Stated problem
Find the string "Website" in the entries and copy each line that has it.

Material provided

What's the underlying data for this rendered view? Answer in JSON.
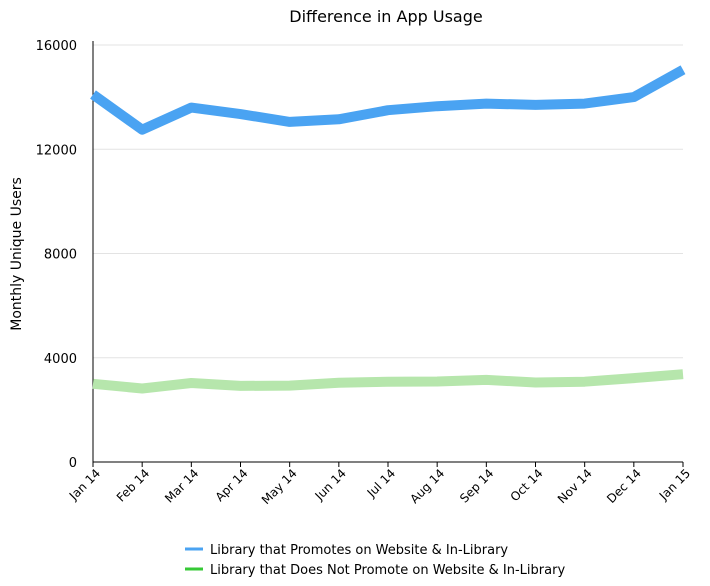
{
  "chart_data": {
    "type": "line",
    "title": "Difference in App Usage",
    "xlabel": "",
    "ylabel": "Monthly Unique Users",
    "categories": [
      "Jan 14",
      "Feb 14",
      "Mar 14",
      "Apr 14",
      "May 14",
      "Jun 14",
      "Jul 14",
      "Aug 14",
      "Sep 14",
      "Oct 14",
      "Nov 14",
      "Dec 14",
      "Jan 15"
    ],
    "yticks": [
      "0",
      "4000",
      "8000",
      "12000",
      "16000"
    ],
    "ylim": [
      0,
      16000
    ],
    "grid": true,
    "legend": "bottom",
    "series": [
      {
        "name": "Library that Promotes on Website & In-Library",
        "color": "#4aa3f2",
        "values": [
          14100,
          12750,
          13600,
          13350,
          13050,
          13150,
          13500,
          13650,
          13750,
          13700,
          13750,
          14000,
          15050
        ]
      },
      {
        "name": "Library that Does Not Promote on Website & In-Library",
        "color": "#b6e6ac",
        "values": [
          3000,
          2820,
          3030,
          2920,
          2930,
          3040,
          3080,
          3090,
          3150,
          3050,
          3080,
          3220,
          3370
        ]
      }
    ],
    "legend_colors": [
      "#4aa3f2",
      "#36c936"
    ]
  }
}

Task result
        "name": "Library that Promotes on Website & In-Library",
        "name": "Library that Does Not Promote on Website & In-Library",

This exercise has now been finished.